Work to be completed: Below are the entries; return every line among them that holds the word "name".

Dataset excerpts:
#####

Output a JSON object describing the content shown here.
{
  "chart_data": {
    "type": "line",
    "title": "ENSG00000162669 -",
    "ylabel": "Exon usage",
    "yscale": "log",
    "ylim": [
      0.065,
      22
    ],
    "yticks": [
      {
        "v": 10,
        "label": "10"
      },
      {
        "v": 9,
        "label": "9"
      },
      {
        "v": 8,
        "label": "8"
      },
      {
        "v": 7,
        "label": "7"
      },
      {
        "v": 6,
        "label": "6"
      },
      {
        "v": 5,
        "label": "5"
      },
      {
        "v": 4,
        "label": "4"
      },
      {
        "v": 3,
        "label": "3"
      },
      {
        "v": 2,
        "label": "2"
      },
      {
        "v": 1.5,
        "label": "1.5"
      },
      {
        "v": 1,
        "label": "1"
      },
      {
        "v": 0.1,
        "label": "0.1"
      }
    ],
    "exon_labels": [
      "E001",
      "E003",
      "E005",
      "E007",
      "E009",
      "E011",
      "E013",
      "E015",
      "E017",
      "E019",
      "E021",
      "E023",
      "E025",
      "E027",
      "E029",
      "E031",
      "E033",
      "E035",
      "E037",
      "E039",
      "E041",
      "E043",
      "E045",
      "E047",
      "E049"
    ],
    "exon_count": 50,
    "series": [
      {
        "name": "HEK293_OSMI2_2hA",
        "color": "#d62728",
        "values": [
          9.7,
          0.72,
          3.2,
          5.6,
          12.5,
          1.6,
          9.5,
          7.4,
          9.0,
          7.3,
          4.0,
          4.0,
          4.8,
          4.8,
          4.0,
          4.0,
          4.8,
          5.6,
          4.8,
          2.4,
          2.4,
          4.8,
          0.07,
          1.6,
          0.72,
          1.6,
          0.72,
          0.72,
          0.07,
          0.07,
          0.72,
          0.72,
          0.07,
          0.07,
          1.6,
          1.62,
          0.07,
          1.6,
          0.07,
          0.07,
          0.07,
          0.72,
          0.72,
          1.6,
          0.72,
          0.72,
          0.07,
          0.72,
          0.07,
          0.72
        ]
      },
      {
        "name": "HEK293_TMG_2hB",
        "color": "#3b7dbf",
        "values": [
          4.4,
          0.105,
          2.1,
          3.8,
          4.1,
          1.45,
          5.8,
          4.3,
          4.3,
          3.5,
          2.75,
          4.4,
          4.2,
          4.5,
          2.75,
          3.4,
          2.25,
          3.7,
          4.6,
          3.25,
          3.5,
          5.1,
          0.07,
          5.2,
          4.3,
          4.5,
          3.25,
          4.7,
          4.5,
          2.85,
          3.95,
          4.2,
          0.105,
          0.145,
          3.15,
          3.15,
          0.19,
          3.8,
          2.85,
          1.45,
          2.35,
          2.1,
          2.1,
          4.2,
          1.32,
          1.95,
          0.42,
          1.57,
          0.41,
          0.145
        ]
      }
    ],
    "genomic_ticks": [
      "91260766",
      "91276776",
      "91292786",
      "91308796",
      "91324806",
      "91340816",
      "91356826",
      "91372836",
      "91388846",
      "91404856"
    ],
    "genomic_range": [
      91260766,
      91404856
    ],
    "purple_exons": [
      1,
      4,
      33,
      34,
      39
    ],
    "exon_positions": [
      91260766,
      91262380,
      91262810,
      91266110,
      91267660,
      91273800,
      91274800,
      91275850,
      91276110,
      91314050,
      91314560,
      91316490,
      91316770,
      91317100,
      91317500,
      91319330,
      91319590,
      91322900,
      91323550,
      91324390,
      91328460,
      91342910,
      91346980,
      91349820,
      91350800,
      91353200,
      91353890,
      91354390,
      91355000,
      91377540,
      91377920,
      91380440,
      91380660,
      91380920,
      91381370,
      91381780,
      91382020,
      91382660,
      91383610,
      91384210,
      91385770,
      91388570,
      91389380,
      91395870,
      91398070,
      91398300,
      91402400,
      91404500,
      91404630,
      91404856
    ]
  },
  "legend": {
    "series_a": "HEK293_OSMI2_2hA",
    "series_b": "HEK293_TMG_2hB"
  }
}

#####

Answer space:
        "name": "HEK293_OSMI2_2hA",
        "name": "HEK293_TMG_2hB",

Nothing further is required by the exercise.